GIVEN PROBLEM: Reproduce exactly the span of lines beginning at the one with "Read all visible content and emit it as JSON." and ending at the last line of the data below, omitting pictures.

AVAILABLE DATA:

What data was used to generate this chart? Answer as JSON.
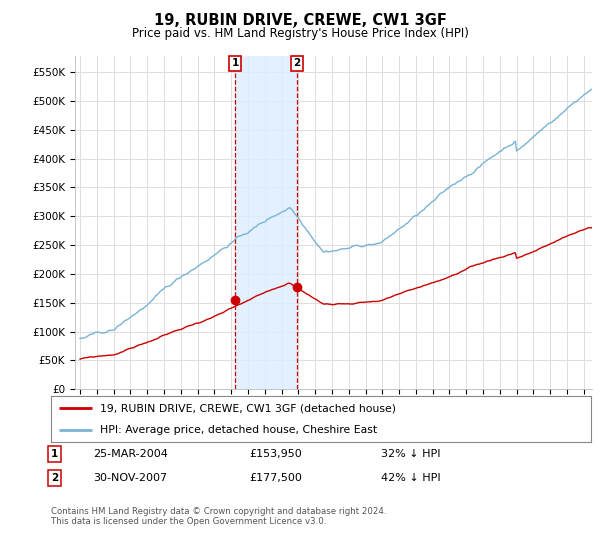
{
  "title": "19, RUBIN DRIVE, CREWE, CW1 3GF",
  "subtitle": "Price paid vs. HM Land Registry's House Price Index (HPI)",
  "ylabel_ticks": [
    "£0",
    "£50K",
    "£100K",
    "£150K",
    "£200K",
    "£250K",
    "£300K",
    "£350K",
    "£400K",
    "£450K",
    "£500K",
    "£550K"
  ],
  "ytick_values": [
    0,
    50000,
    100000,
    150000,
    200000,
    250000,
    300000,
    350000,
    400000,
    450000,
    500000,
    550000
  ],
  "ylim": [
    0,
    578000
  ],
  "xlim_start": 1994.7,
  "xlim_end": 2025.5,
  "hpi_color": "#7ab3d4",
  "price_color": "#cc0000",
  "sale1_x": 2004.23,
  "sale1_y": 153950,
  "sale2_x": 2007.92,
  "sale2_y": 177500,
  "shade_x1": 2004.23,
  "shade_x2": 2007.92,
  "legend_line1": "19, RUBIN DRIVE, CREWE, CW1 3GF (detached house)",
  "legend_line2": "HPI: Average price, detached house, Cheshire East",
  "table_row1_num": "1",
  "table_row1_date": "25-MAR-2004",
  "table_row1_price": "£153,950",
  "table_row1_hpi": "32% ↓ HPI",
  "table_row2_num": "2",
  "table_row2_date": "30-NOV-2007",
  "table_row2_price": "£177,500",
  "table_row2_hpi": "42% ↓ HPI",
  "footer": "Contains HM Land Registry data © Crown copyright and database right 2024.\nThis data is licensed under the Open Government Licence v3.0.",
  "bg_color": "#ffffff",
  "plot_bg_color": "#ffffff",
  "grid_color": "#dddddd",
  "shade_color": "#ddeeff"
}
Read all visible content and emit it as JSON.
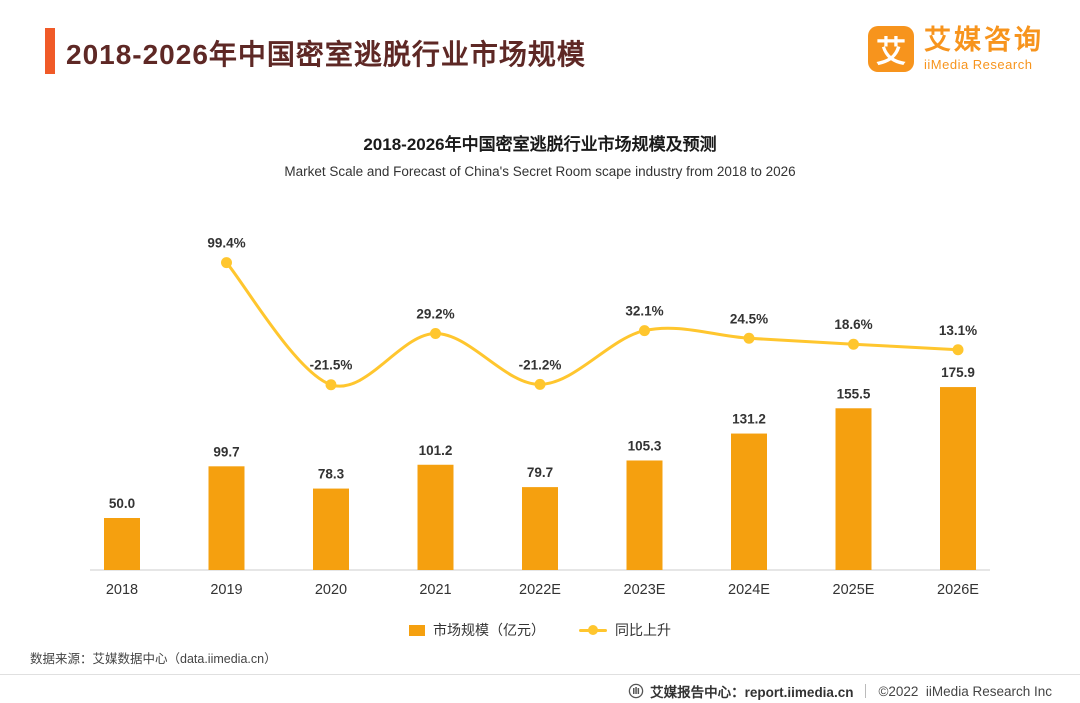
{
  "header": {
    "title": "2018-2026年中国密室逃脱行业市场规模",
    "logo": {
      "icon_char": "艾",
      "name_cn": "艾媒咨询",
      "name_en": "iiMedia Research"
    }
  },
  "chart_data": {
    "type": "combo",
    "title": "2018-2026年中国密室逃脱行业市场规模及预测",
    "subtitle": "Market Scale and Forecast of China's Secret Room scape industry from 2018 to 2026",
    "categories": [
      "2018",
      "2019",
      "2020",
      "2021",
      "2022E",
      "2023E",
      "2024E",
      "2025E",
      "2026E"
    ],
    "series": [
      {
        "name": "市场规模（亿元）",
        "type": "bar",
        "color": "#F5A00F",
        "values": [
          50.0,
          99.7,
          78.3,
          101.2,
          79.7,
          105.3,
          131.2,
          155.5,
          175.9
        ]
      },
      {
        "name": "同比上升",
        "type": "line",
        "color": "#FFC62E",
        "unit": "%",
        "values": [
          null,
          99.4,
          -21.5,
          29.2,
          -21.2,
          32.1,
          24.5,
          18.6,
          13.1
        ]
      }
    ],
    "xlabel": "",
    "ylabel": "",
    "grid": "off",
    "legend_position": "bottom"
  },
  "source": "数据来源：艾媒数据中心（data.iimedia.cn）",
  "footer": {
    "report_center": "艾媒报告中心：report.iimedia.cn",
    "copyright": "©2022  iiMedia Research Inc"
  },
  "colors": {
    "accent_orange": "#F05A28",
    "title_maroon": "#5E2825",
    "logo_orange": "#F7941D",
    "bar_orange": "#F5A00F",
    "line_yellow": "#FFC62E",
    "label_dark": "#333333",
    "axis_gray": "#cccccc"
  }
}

RESULT OF THE EXERCISE:
Read all visible content and emit it as JSON.
{
  "header": {
    "title": "2018-2026年中国密室逃脱行业市场规模",
    "logo": {
      "icon_char": "艾",
      "name_cn": "艾媒咨询",
      "name_en": "iiMedia Research"
    }
  },
  "chart_data": {
    "type": "combo",
    "title": "2018-2026年中国密室逃脱行业市场规模及预测",
    "subtitle": "Market Scale and Forecast of China's Secret Room scape industry from 2018 to 2026",
    "categories": [
      "2018",
      "2019",
      "2020",
      "2021",
      "2022E",
      "2023E",
      "2024E",
      "2025E",
      "2026E"
    ],
    "series": [
      {
        "name": "市场规模（亿元）",
        "type": "bar",
        "color": "#F5A00F",
        "values": [
          50.0,
          99.7,
          78.3,
          101.2,
          79.7,
          105.3,
          131.2,
          155.5,
          175.9
        ]
      },
      {
        "name": "同比上升",
        "type": "line",
        "color": "#FFC62E",
        "unit": "%",
        "values": [
          null,
          99.4,
          -21.5,
          29.2,
          -21.2,
          32.1,
          24.5,
          18.6,
          13.1
        ]
      }
    ],
    "xlabel": "",
    "ylabel": "",
    "grid": "off",
    "legend_position": "bottom"
  },
  "source": "数据来源：艾媒数据中心（data.iimedia.cn）",
  "footer": {
    "report_center": "艾媒报告中心：report.iimedia.cn",
    "copyright": "©2022  iiMedia Research Inc"
  },
  "colors": {
    "accent_orange": "#F05A28",
    "title_maroon": "#5E2825",
    "logo_orange": "#F7941D",
    "bar_orange": "#F5A00F",
    "line_yellow": "#FFC62E",
    "label_dark": "#333333",
    "axis_gray": "#cccccc"
  }
}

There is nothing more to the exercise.